Your objective ->
Your task is to print all of the data word for word.

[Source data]

⟨

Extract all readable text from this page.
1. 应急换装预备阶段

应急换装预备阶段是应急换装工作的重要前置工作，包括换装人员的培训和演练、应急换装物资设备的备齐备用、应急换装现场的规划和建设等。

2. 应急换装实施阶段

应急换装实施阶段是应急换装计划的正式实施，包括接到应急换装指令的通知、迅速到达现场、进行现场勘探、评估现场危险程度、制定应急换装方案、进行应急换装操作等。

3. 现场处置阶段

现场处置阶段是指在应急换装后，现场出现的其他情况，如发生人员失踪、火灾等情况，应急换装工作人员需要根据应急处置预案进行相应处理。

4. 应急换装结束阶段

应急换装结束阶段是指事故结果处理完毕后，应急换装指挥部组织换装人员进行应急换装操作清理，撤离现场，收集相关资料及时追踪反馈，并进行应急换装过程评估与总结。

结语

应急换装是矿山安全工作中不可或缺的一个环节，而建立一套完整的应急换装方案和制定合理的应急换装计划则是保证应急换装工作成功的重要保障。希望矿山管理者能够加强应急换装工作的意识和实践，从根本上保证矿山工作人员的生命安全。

⟩

The response ->
Extract all readable text from this page.
1. 应急换装预备阶段

应急换装预备阶段是应急换装工作的重要前置工作，包括换装人员的培训和演练、应急换装物资设备的备齐备用、应急换装现场的规划和建设等。

2. 应急换装实施阶段

应急换装实施阶段是应急换装计划的正式实施，包括接到应急换装指令的通知、迅速到达现场、进行现场勘探、评估现场危险程度、制定应急换装方案、进行应急换装操作等。

3. 现场处置阶段

现场处置阶段是指在应急换装后，现场出现的其他情况，如发生人员失踪、火灾等情况，应急换装工作人员需要根据应急处置预案进行相应处理。

4. 应急换装结束阶段

应急换装结束阶段是指事故结果处理完毕后，应急换装指挥部组织换装人员进行应急换装操作清理，撤离现场，收集相关资料及时追踪反馈，并进行应急换装过程评估与总结。

结语

应急换装是矿山安全工作中不可或缺的一个环节，而建立一套完整的应急换装方案和制定合理的应急换装计划则是保证应急换装工作成功的重要保障。希望矿山管理者能够加强应急换装工作的意识和实践，从根本上保证矿山工作人员的生命安全。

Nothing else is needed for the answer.